## Problem requirements
For this exercise, repeat all of the material verbatim apart from its images.

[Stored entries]
================

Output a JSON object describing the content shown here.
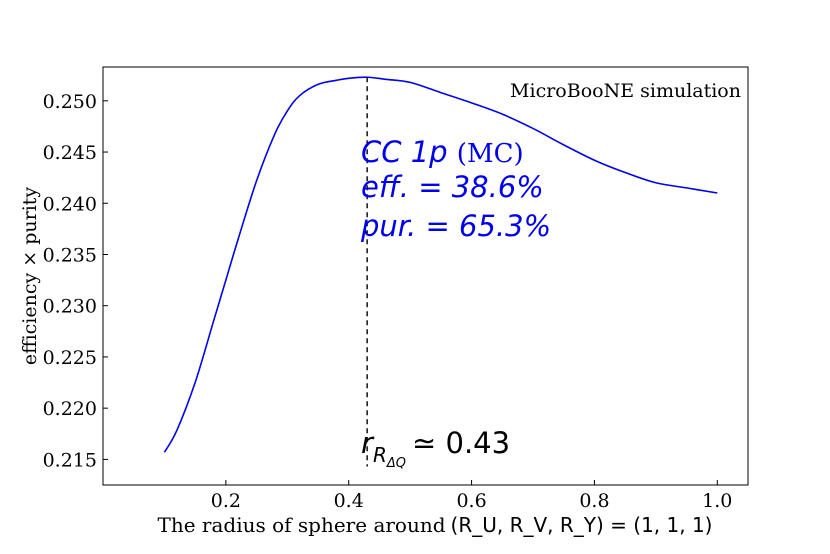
{
  "chart_data": {
    "type": "line",
    "xlabel_prefix": "The radius of sphere around",
    "xlabel_math": "(R_U, R_V, R_Y) = (1, 1, 1)",
    "ylabel": "efficiency × purity",
    "xlim": [
      0.0,
      1.05
    ],
    "ylim": [
      0.2125,
      0.2533
    ],
    "xticks": [
      {
        "value": 0.2,
        "label": "0.2"
      },
      {
        "value": 0.4,
        "label": "0.4"
      },
      {
        "value": 0.6,
        "label": "0.6"
      },
      {
        "value": 0.8,
        "label": "0.8"
      },
      {
        "value": 1.0,
        "label": "1.0"
      }
    ],
    "yticks": [
      {
        "value": 0.215,
        "label": "0.215"
      },
      {
        "value": 0.22,
        "label": "0.220"
      },
      {
        "value": 0.225,
        "label": "0.225"
      },
      {
        "value": 0.23,
        "label": "0.230"
      },
      {
        "value": 0.235,
        "label": "0.235"
      },
      {
        "value": 0.24,
        "label": "0.240"
      },
      {
        "value": 0.245,
        "label": "0.245"
      },
      {
        "value": 0.25,
        "label": "0.250"
      }
    ],
    "series": [
      {
        "color": "#0000ee",
        "x": [
          0.1,
          0.12,
          0.15,
          0.18,
          0.2,
          0.22,
          0.25,
          0.28,
          0.3,
          0.32,
          0.35,
          0.38,
          0.4,
          0.43,
          0.46,
          0.5,
          0.55,
          0.6,
          0.65,
          0.7,
          0.75,
          0.8,
          0.85,
          0.9,
          0.95,
          1.0
        ],
        "y": [
          0.2157,
          0.2178,
          0.2225,
          0.2285,
          0.2325,
          0.2365,
          0.2422,
          0.2468,
          0.249,
          0.2505,
          0.2516,
          0.252,
          0.2522,
          0.2523,
          0.2521,
          0.2518,
          0.2508,
          0.2498,
          0.2487,
          0.2473,
          0.2457,
          0.2442,
          0.243,
          0.242,
          0.2415,
          0.241
        ]
      }
    ],
    "vline": {
      "x": 0.43,
      "color": "#000000",
      "style": "dashed"
    },
    "corner_label": "MicroBooNE simulation",
    "annotation": {
      "line1_italic": "CC 1p",
      "line1_suffix": "(MC)",
      "line2": "eff. = 38.6%",
      "line3": "pur. = 65.3%",
      "color": "#0000ee"
    },
    "r_annotation": {
      "symbol": "r",
      "subscript": "R",
      "subsubscript": "ΔQ",
      "value": "≃ 0.43"
    },
    "grid": false,
    "legend": "none"
  }
}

================

## Complete output
Output a JSON object describing the content shown here.
{
  "chart_data": {
    "type": "line",
    "xlabel_prefix": "The radius of sphere around",
    "xlabel_math": "(R_U, R_V, R_Y) = (1, 1, 1)",
    "ylabel": "efficiency × purity",
    "xlim": [
      0.0,
      1.05
    ],
    "ylim": [
      0.2125,
      0.2533
    ],
    "xticks": [
      {
        "value": 0.2,
        "label": "0.2"
      },
      {
        "value": 0.4,
        "label": "0.4"
      },
      {
        "value": 0.6,
        "label": "0.6"
      },
      {
        "value": 0.8,
        "label": "0.8"
      },
      {
        "value": 1.0,
        "label": "1.0"
      }
    ],
    "yticks": [
      {
        "value": 0.215,
        "label": "0.215"
      },
      {
        "value": 0.22,
        "label": "0.220"
      },
      {
        "value": 0.225,
        "label": "0.225"
      },
      {
        "value": 0.23,
        "label": "0.230"
      },
      {
        "value": 0.235,
        "label": "0.235"
      },
      {
        "value": 0.24,
        "label": "0.240"
      },
      {
        "value": 0.245,
        "label": "0.245"
      },
      {
        "value": 0.25,
        "label": "0.250"
      }
    ],
    "series": [
      {
        "color": "#0000ee",
        "x": [
          0.1,
          0.12,
          0.15,
          0.18,
          0.2,
          0.22,
          0.25,
          0.28,
          0.3,
          0.32,
          0.35,
          0.38,
          0.4,
          0.43,
          0.46,
          0.5,
          0.55,
          0.6,
          0.65,
          0.7,
          0.75,
          0.8,
          0.85,
          0.9,
          0.95,
          1.0
        ],
        "y": [
          0.2157,
          0.2178,
          0.2225,
          0.2285,
          0.2325,
          0.2365,
          0.2422,
          0.2468,
          0.249,
          0.2505,
          0.2516,
          0.252,
          0.2522,
          0.2523,
          0.2521,
          0.2518,
          0.2508,
          0.2498,
          0.2487,
          0.2473,
          0.2457,
          0.2442,
          0.243,
          0.242,
          0.2415,
          0.241
        ]
      }
    ],
    "vline": {
      "x": 0.43,
      "color": "#000000",
      "style": "dashed"
    },
    "corner_label": "MicroBooNE simulation",
    "annotation": {
      "line1_italic": "CC 1p",
      "line1_suffix": "(MC)",
      "line2": "eff. = 38.6%",
      "line3": "pur. = 65.3%",
      "color": "#0000ee"
    },
    "r_annotation": {
      "symbol": "r",
      "subscript": "R",
      "subsubscript": "ΔQ",
      "value": "≃ 0.43"
    },
    "grid": false,
    "legend": "none"
  }
}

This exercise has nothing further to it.